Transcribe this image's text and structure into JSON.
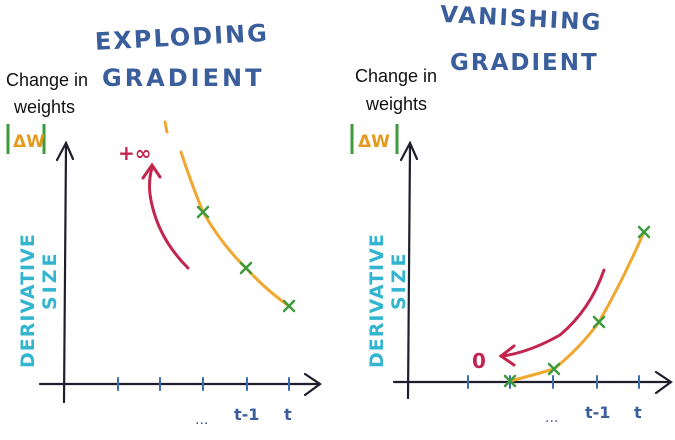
{
  "colors": {
    "title": "#3a5e9c",
    "axis": "#1e1e2c",
    "curve": "#f0a830",
    "point": "#3d9a3d",
    "arrow": "#c2254e",
    "derivative_label": "#33b5cf",
    "delta_box": "#3d9a3d",
    "delta_text": "#e49a1c"
  },
  "panels": [
    {
      "name": "exploding",
      "title_line1": "EXPLODING",
      "title_line2": "GRADIENT",
      "y_label_line1": "Change in",
      "y_label_line2": "weights",
      "delta_label": "ΔW",
      "derivative_line1": "DERIVATIVE",
      "derivative_line2": "SIZE",
      "tick_labels": [
        "...",
        "t-1",
        "t"
      ],
      "arrow_label": "+∞"
    },
    {
      "name": "vanishing",
      "title_line1": "VANISHING",
      "title_line2": "GRADIENT",
      "y_label_line1": "Change in",
      "y_label_line2": "weights",
      "delta_label": "ΔW",
      "derivative_line1": "DERIVATIVE",
      "derivative_line2": "SIZE",
      "tick_labels": [
        "...",
        "t-1",
        "t"
      ],
      "arrow_label": "0"
    }
  ]
}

========================================

**Exercise details**
Each entry above is to be written out again unchanged, apart from the pictures, which are left out.

**Response to the task**
Transcribe this image's text and structure into JSON.
{
  "colors": {
    "title": "#3a5e9c",
    "axis": "#1e1e2c",
    "curve": "#f0a830",
    "point": "#3d9a3d",
    "arrow": "#c2254e",
    "derivative_label": "#33b5cf",
    "delta_box": "#3d9a3d",
    "delta_text": "#e49a1c"
  },
  "panels": [
    {
      "name": "exploding",
      "title_line1": "EXPLODING",
      "title_line2": "GRADIENT",
      "y_label_line1": "Change in",
      "y_label_line2": "weights",
      "delta_label": "ΔW",
      "derivative_line1": "DERIVATIVE",
      "derivative_line2": "SIZE",
      "tick_labels": [
        "...",
        "t-1",
        "t"
      ],
      "arrow_label": "+∞"
    },
    {
      "name": "vanishing",
      "title_line1": "VANISHING",
      "title_line2": "GRADIENT",
      "y_label_line1": "Change in",
      "y_label_line2": "weights",
      "delta_label": "ΔW",
      "derivative_line1": "DERIVATIVE",
      "derivative_line2": "SIZE",
      "tick_labels": [
        "...",
        "t-1",
        "t"
      ],
      "arrow_label": "0"
    }
  ]
}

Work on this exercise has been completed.